* Aim *
Review the lines that follow and copy each one that contains the word "хорошо".
══ Material supplied ══
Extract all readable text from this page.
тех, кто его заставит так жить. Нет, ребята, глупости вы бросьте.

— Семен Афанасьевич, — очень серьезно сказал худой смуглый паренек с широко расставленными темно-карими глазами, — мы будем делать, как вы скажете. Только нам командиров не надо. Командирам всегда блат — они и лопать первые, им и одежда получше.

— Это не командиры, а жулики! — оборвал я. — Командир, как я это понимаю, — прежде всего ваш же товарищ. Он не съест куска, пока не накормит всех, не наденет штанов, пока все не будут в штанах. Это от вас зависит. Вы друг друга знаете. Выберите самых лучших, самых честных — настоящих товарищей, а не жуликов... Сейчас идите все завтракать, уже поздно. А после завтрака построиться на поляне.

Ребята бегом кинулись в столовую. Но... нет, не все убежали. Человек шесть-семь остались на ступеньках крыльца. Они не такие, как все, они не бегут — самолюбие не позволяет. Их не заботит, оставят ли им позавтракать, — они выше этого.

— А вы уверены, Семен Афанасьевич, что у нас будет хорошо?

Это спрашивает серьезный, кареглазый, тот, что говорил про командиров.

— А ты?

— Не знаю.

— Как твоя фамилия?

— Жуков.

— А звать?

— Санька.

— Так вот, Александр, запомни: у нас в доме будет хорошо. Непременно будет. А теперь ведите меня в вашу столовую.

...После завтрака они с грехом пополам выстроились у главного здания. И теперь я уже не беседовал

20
═══
══ Material supplied ══
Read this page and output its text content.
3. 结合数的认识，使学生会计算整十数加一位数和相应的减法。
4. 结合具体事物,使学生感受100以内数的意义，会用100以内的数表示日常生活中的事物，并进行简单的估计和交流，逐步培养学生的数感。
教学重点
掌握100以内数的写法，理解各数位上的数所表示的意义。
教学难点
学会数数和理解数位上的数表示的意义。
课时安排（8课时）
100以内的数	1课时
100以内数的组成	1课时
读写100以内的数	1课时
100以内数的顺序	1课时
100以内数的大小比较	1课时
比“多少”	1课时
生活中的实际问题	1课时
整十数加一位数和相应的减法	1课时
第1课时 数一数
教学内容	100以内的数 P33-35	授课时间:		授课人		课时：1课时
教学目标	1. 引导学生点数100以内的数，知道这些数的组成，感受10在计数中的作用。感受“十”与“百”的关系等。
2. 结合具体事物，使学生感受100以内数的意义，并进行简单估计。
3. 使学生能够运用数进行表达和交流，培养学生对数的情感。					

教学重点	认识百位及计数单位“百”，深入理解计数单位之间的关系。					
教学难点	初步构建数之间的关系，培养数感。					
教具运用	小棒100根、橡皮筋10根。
═══
* Written answer *
— А вы уверены, Семен Афанасьевич, что у нас будет хорошо?
— Так вот, Александр, запомни: у нас в доме будет хорошо. Непременно будет. А теперь ведите меня в вашу столовую.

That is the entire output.